=== SHORT EXERCISE ===
Quote all of the data that follows exactly as written, skipping the images.

=== SUPPLIED MATERIAL ===
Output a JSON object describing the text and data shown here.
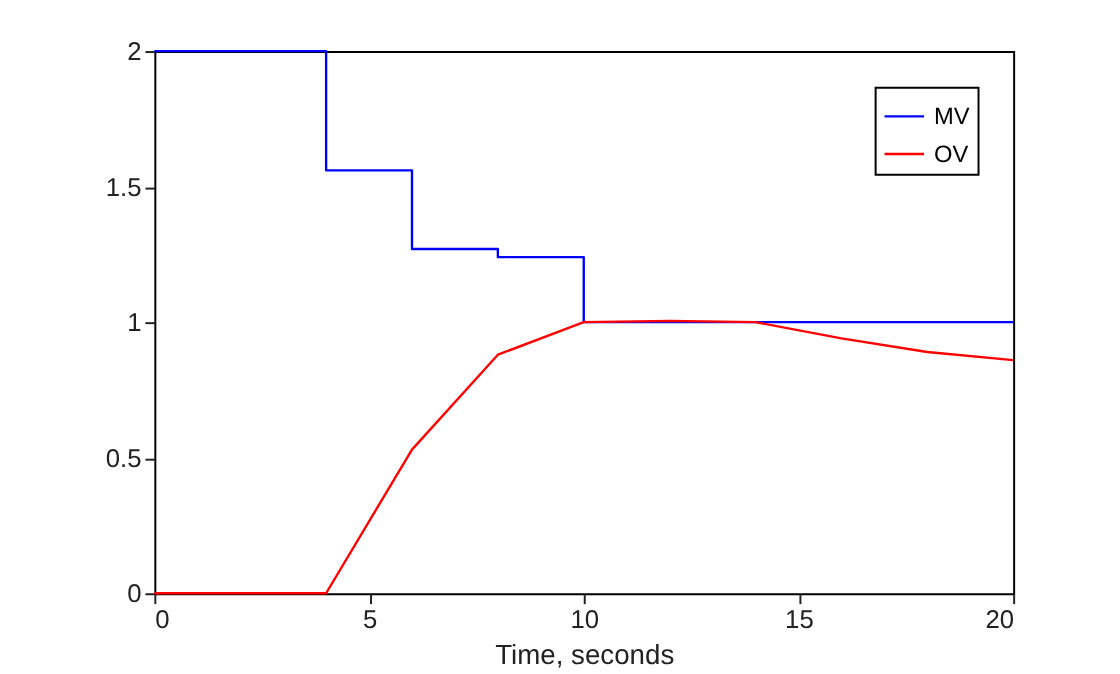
{
  "chart_data": {
    "type": "line",
    "xlabel": "Time, seconds",
    "xlim": [
      0,
      20
    ],
    "xticks": [
      0,
      5,
      10,
      15,
      20
    ],
    "ylim": [
      0,
      2
    ],
    "yticks": [
      0,
      0.5,
      1,
      1.5,
      2
    ],
    "grid": false,
    "legend": "top right",
    "line_style": "solid",
    "marker": "none",
    "series": [
      {
        "name": "MV",
        "type": "step",
        "color": "#0000ff",
        "x": [
          0,
          4,
          6,
          8,
          10,
          20
        ],
        "values": [
          2,
          1.56,
          1.27,
          1.24,
          1,
          1
        ]
      },
      {
        "name": "OV",
        "color": "#ff0000",
        "x": [
          0,
          2,
          4,
          6,
          8,
          10,
          12,
          14,
          16,
          18,
          20
        ],
        "values": [
          0,
          0,
          0,
          0.53,
          0.88,
          1.0,
          1.005,
          1.0,
          0.94,
          0.89,
          0.86
        ]
      }
    ]
  }
}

=== RESULT OF THIS TASK ===
Output a JSON object describing the text and data shown here.
{
  "chart_data": {
    "type": "line",
    "xlabel": "Time, seconds",
    "xlim": [
      0,
      20
    ],
    "xticks": [
      0,
      5,
      10,
      15,
      20
    ],
    "ylim": [
      0,
      2
    ],
    "yticks": [
      0,
      0.5,
      1,
      1.5,
      2
    ],
    "grid": false,
    "legend": "top right",
    "line_style": "solid",
    "marker": "none",
    "series": [
      {
        "name": "MV",
        "type": "step",
        "color": "#0000ff",
        "x": [
          0,
          4,
          6,
          8,
          10,
          20
        ],
        "values": [
          2,
          1.56,
          1.27,
          1.24,
          1,
          1
        ]
      },
      {
        "name": "OV",
        "color": "#ff0000",
        "x": [
          0,
          2,
          4,
          6,
          8,
          10,
          12,
          14,
          16,
          18,
          20
        ],
        "values": [
          0,
          0,
          0,
          0.53,
          0.88,
          1.0,
          1.005,
          1.0,
          0.94,
          0.89,
          0.86
        ]
      }
    ]
  }
}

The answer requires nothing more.